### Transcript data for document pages
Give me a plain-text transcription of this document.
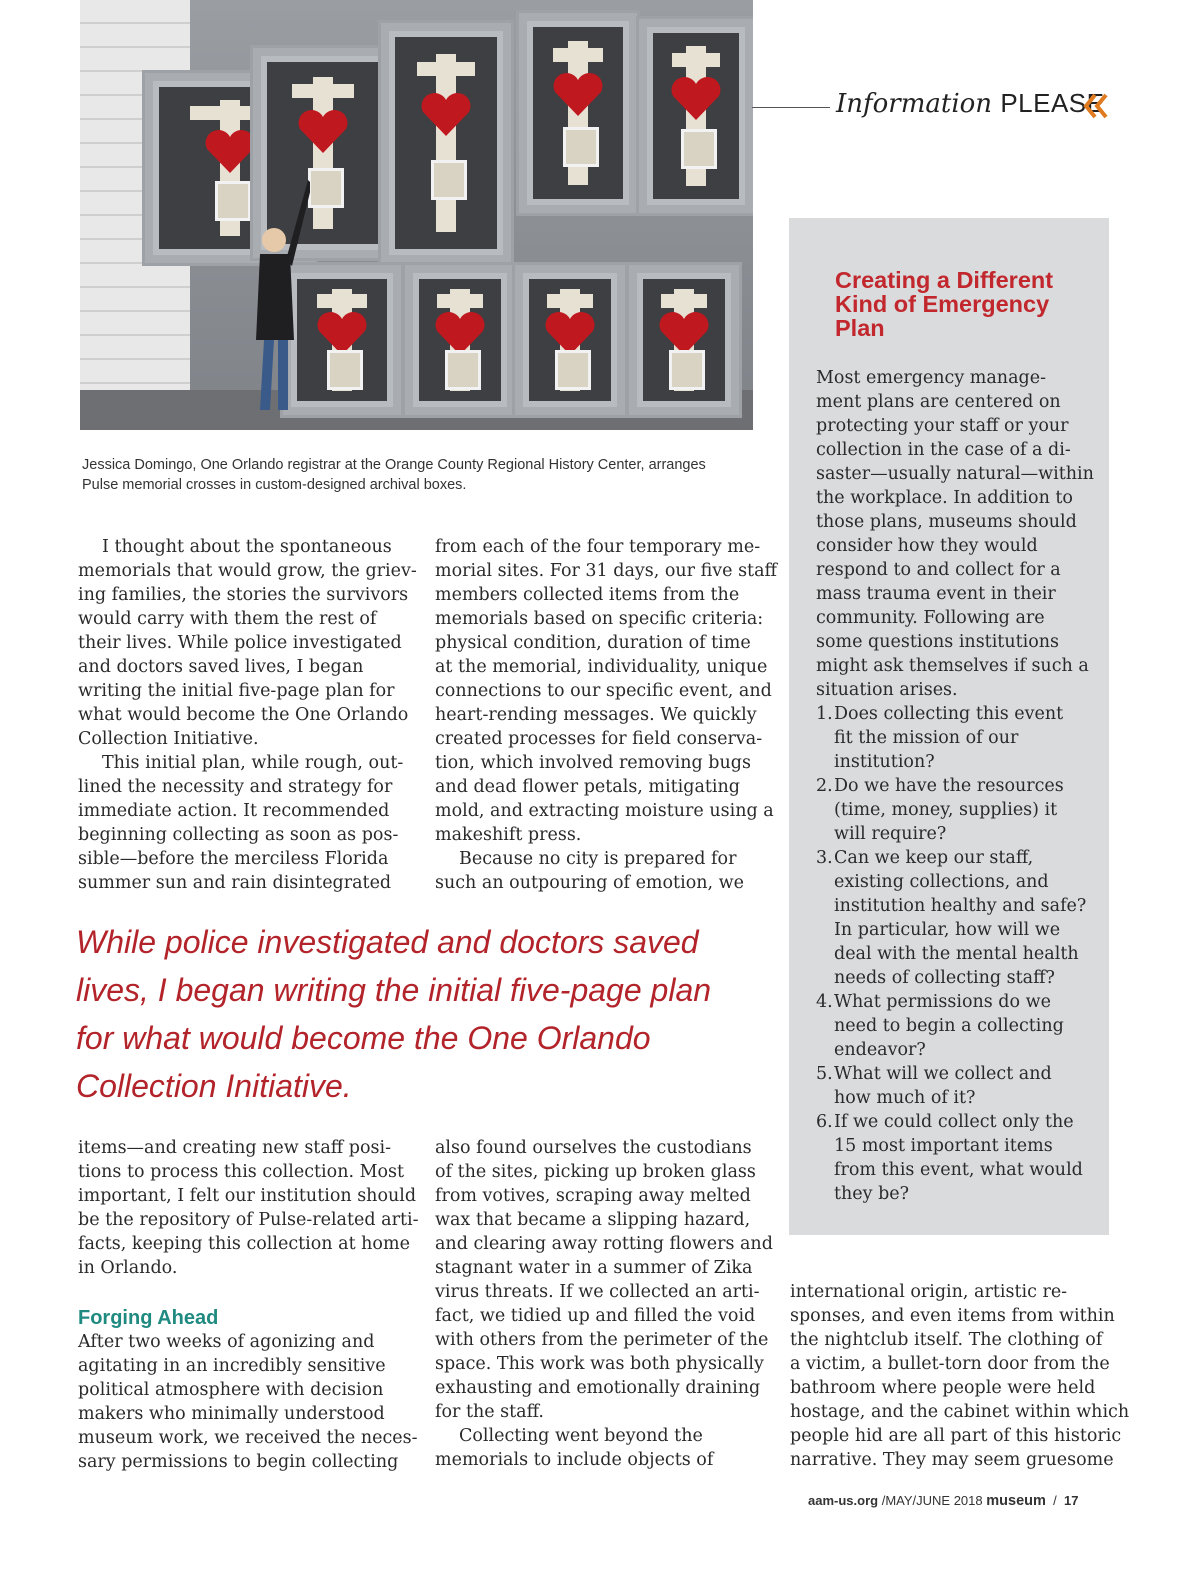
Jessica Domingo, One Orlando registrar at the Orange County Regional History Center, arranges
Pulse memorial crosses in custom-designed archival boxes.
Information PLEASE
Creating a Different
Kind of Emergency
Plan
Most emergency manage-
ment plans are centered on
protecting your staff or your
collection in the case of a di-
saster—usually natural—within
the workplace. In addition to
those plans, museums should
consider how they would
respond to and collect for a
mass trauma event in their
community. Following are
some questions institutions
might ask themselves if such a
situation arises.
1.Does collecting this event
fit the mission of our
institution?
2.Do we have the resources
(time, money, supplies) it
will require?
3.Can we keep our staff,
existing collections, and
institution healthy and safe?
In particular, how will we
deal with the mental health
needs of collecting staff?
4.What permissions do we
need to begin a collecting
endeavor?
5.What will we collect and
how much of it?
6.If we could collect only the
15 most important items
from this event, what would
they be?
I thought about the spontaneous
memorials that would grow, the griev-
ing families, the stories the survivors
would carry with them the rest of
their lives. While police investigated
and doctors saved lives, I began
writing the initial five-page plan for
what would become the One Orlando
Collection Initiative.
This initial plan, while rough, out-
lined the necessity and strategy for
immediate action. It recommended
beginning collecting as soon as pos-
sible—before the merciless Florida
summer sun and rain disintegrated
from each of the four temporary me-
morial sites. For 31 days, our five staff
members collected items from the
memorials based on specific criteria:
physical condition, duration of time
at the memorial, individuality, unique
connections to our specific event, and
heart-rending messages. We quickly
created processes for field conserva-
tion, which involved removing bugs
and dead flower petals, mitigating
mold, and extracting moisture using a
makeshift press.
Because no city is prepared for
such an outpouring of emotion, we
While police investigated and doctors saved
lives, I began writing the initial five-page plan
for what would become the One Orlando
Collection Initiative.
items—and creating new staff posi-
tions to process this collection. Most
important, I felt our institution should
be the repository of Pulse-related arti-
facts, keeping this collection at home
in Orlando.
Forging Ahead
After two weeks of agonizing and
agitating in an incredibly sensitive
political atmosphere with decision
makers who minimally understood
museum work, we received the neces-
sary permissions to begin collecting
also found ourselves the custodians
of the sites, picking up broken glass
from votives, scraping away melted
wax that became a slipping hazard,
and clearing away rotting flowers and
stagnant water in a summer of Zika
virus threats. If we collected an arti-
fact, we tidied up and filled the void
with others from the perimeter of the
space. This work was both physically
exhausting and emotionally draining
for the staff.
Collecting went beyond the
memorials to include objects of
international origin, artistic re-
sponses, and even items from within
the nightclub itself. The clothing of
a victim, a bullet-torn door from the
bathroom where people were held
hostage, and the cabinet within which
people hid are all part of this historic
narrative. They may seem gruesome
aam-us.org /MAY/JUNE 2018 museum / 17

### EXERCISE
The result should be an exact retyped version of all the entries above, containing no pictures.

### WRITTEN ANSWER
Give me a plain-text transcription of this document.
Jessica Domingo, One Orlando registrar at the Orange County Regional History Center, arranges
Pulse memorial crosses in custom-designed archival boxes.
Information PLEASE
Creating a Different
Kind of Emergency
Plan
Most emergency manage-
ment plans are centered on
protecting your staff or your
collection in the case of a di-
saster—usually natural—within
the workplace. In addition to
those plans, museums should
consider how they would
respond to and collect for a
mass trauma event in their
community. Following are
some questions institutions
might ask themselves if such a
situation arises.
1.Does collecting this event
fit the mission of our
institution?
2.Do we have the resources
(time, money, supplies) it
will require?
3.Can we keep our staff,
existing collections, and
institution healthy and safe?
In particular, how will we
deal with the mental health
needs of collecting staff?
4.What permissions do we
need to begin a collecting
endeavor?
5.What will we collect and
how much of it?
6.If we could collect only the
15 most important items
from this event, what would
they be?
I thought about the spontaneous
memorials that would grow, the griev-
ing families, the stories the survivors
would carry with them the rest of
their lives. While police investigated
and doctors saved lives, I began
writing the initial five-page plan for
what would become the One Orlando
Collection Initiative.
This initial plan, while rough, out-
lined the necessity and strategy for
immediate action. It recommended
beginning collecting as soon as pos-
sible—before the merciless Florida
summer sun and rain disintegrated
from each of the four temporary me-
morial sites. For 31 days, our five staff
members collected items from the
memorials based on specific criteria:
physical condition, duration of time
at the memorial, individuality, unique
connections to our specific event, and
heart-rending messages. We quickly
created processes for field conserva-
tion, which involved removing bugs
and dead flower petals, mitigating
mold, and extracting moisture using a
makeshift press.
Because no city is prepared for
such an outpouring of emotion, we
While police investigated and doctors saved
lives, I began writing the initial five-page plan
for what would become the One Orlando
Collection Initiative.
items—and creating new staff posi-
tions to process this collection. Most
important, I felt our institution should
be the repository of Pulse-related arti-
facts, keeping this collection at home
in Orlando.
Forging Ahead
After two weeks of agonizing and
agitating in an incredibly sensitive
political atmosphere with decision
makers who minimally understood
museum work, we received the neces-
sary permissions to begin collecting
also found ourselves the custodians
of the sites, picking up broken glass
from votives, scraping away melted
wax that became a slipping hazard,
and clearing away rotting flowers and
stagnant water in a summer of Zika
virus threats. If we collected an arti-
fact, we tidied up and filled the void
with others from the perimeter of the
space. This work was both physically
exhausting and emotionally draining
for the staff.
Collecting went beyond the
memorials to include objects of
international origin, artistic re-
sponses, and even items from within
the nightclub itself. The clothing of
a victim, a bullet-torn door from the
bathroom where people were held
hostage, and the cabinet within which
people hid are all part of this historic
narrative. They may seem gruesome
aam-us.org /MAY/JUNE 2018 museum / 17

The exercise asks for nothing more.